▸ Selected extract:
The US sanctions on Iran became effective from 05th November but the markets hardly reacted. On the contrary the price of Brent Crude dipped below the $70/bbl mark. What went wrong?
Too many exemptions
The US has granted exemptions to 8 countries from the ban on oil imports from Iran. These include India, China, Japan and Korea. The first 3 Asian giants consume 1.7 million bpd out of the 2.6 million that Iran exports. If Turkey and Greece are also added, the impact of sanctions is going to be minimal. Obviously, the Trump team was worried about loss of face after China, Russia and India openly refused to abide by the sanctions. With China already throwing its weight around in the South China Sea and ignoring the impact of US trade war, the US did not have too many choices. This plethora of exemptions will ensure that the Iranian sanctions are ineffective.

▸ What is expected: Please summarize the piece on US sanctions against Iran in two sentences.

▸ Data shown:
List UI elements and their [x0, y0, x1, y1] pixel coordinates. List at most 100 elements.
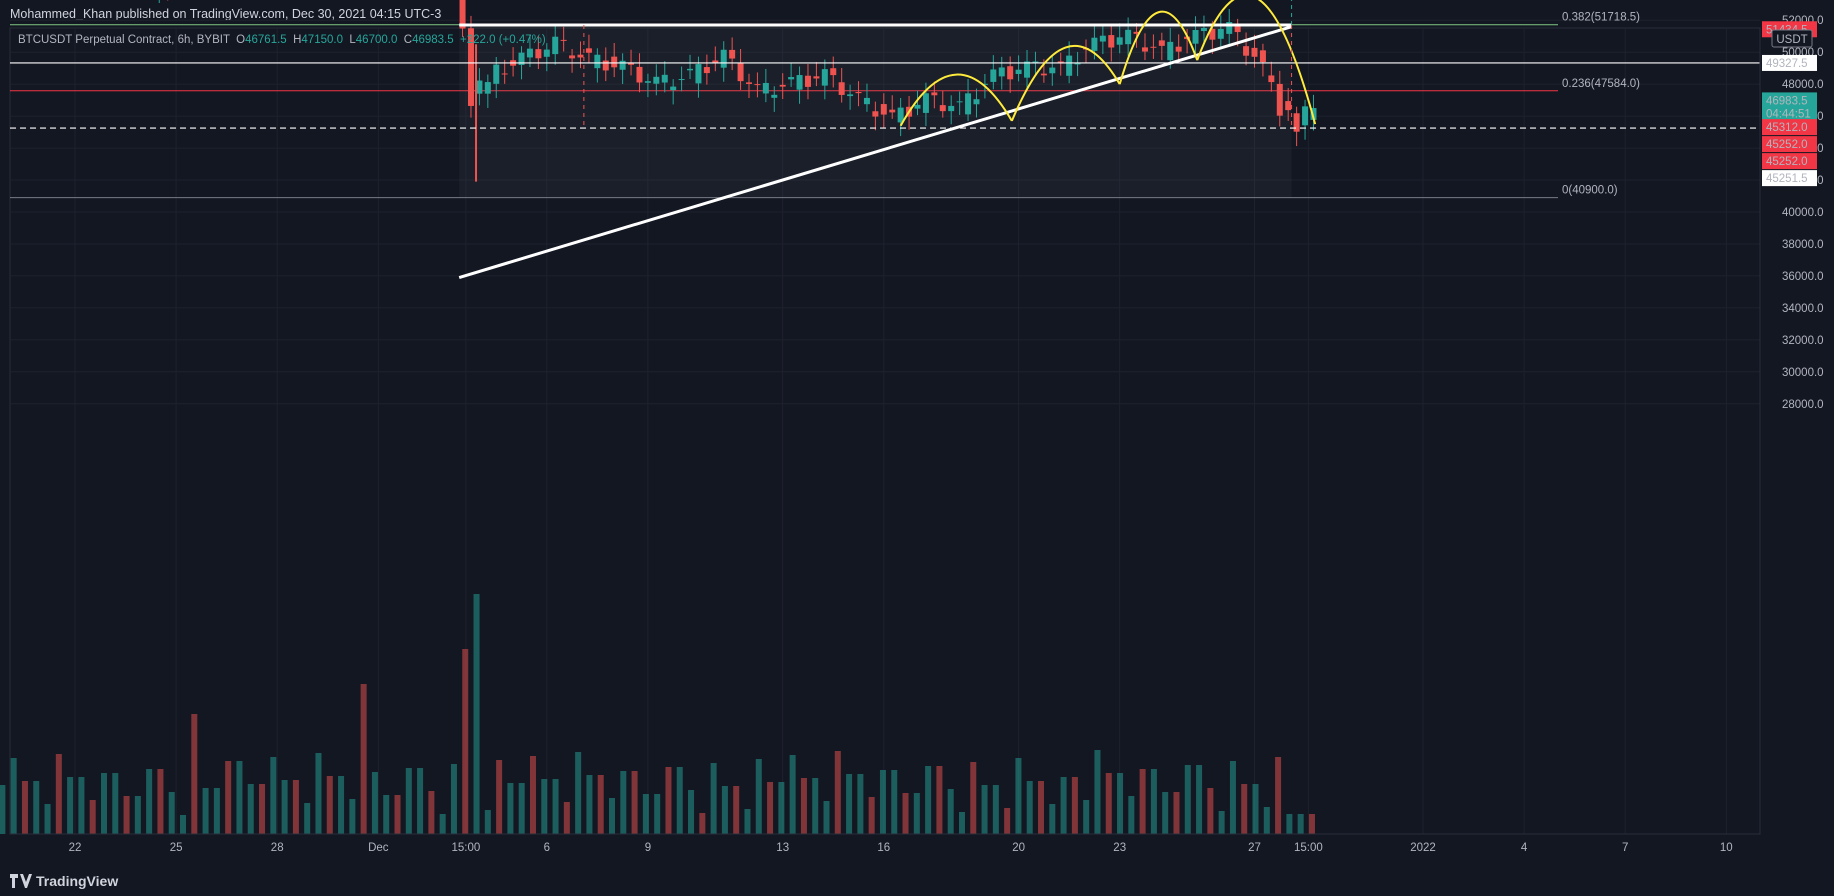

▸ Written answer: Although US sanctions on Iran took effect on November 5, markets hardly reacted, and the price of Brent Crude dipped below $70 per barrel. The US granted exemptions from the ban on Iranian oil imports to eight countries, including India, China, Japan and Korea, a plethora of exemptions that the text says will make the sanctions ineffective.